* start Data shown *
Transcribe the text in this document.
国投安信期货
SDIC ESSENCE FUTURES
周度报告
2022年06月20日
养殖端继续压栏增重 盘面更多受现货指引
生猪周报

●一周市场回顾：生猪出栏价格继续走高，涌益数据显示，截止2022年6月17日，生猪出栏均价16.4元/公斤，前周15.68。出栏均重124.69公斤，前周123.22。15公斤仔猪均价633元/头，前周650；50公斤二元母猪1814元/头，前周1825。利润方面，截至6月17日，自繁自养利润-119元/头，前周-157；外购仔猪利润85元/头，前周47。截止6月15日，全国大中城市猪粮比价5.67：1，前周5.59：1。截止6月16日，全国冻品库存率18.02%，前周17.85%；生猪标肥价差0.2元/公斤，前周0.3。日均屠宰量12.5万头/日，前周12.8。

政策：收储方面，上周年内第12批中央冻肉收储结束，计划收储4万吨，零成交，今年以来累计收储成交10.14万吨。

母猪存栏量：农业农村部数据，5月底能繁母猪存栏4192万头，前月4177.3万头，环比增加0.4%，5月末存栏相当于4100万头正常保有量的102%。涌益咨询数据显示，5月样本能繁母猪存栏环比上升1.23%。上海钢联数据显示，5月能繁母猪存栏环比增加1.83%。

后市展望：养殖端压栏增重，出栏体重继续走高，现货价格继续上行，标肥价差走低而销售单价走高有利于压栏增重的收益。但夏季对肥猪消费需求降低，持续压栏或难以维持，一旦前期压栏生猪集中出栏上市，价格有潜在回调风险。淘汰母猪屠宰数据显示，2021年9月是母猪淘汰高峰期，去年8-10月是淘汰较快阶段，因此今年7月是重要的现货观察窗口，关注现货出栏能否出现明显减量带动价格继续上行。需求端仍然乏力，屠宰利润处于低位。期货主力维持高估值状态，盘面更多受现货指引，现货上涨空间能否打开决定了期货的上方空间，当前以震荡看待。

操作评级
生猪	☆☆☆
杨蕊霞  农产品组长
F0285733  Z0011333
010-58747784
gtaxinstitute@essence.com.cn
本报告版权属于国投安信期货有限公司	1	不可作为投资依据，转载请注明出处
* end Data shown *
**Instruction**. Print the complete listing again, exactly as it stands.

**Task answer**.
Transcribe the text in this document.
国投安信期货
SDIC ESSENCE FUTURES
周度报告
2022年06月20日
养殖端继续压栏增重 盘面更多受现货指引
生猪周报

●一周市场回顾：生猪出栏价格继续走高，涌益数据显示，截止2022年6月17日，生猪出栏均价16.4元/公斤，前周15.68。出栏均重124.69公斤，前周123.22。15公斤仔猪均价633元/头，前周650；50公斤二元母猪1814元/头，前周1825。利润方面，截至6月17日，自繁自养利润-119元/头，前周-157；外购仔猪利润85元/头，前周47。截止6月15日，全国大中城市猪粮比价5.67：1，前周5.59：1。截止6月16日，全国冻品库存率18.02%，前周17.85%；生猪标肥价差0.2元/公斤，前周0.3。日均屠宰量12.5万头/日，前周12.8。

政策：收储方面，上周年内第12批中央冻肉收储结束，计划收储4万吨，零成交，今年以来累计收储成交10.14万吨。

母猪存栏量：农业农村部数据，5月底能繁母猪存栏4192万头，前月4177.3万头，环比增加0.4%，5月末存栏相当于4100万头正常保有量的102%。涌益咨询数据显示，5月样本能繁母猪存栏环比上升1.23%。上海钢联数据显示，5月能繁母猪存栏环比增加1.83%。

后市展望：养殖端压栏增重，出栏体重继续走高，现货价格继续上行，标肥价差走低而销售单价走高有利于压栏增重的收益。但夏季对肥猪消费需求降低，持续压栏或难以维持，一旦前期压栏生猪集中出栏上市，价格有潜在回调风险。淘汰母猪屠宰数据显示，2021年9月是母猪淘汰高峰期，去年8-10月是淘汰较快阶段，因此今年7月是重要的现货观察窗口，关注现货出栏能否出现明显减量带动价格继续上行。需求端仍然乏力，屠宰利润处于低位。期货主力维持高估值状态，盘面更多受现货指引，现货上涨空间能否打开决定了期货的上方空间，当前以震荡看待。

操作评级
生猪	☆☆☆
杨蕊霞  农产品组长
F0285733  Z0011333
010-58747784
gtaxinstitute@essence.com.cn
本报告版权属于国投安信期货有限公司	1	不可作为投资依据，转载请注明出处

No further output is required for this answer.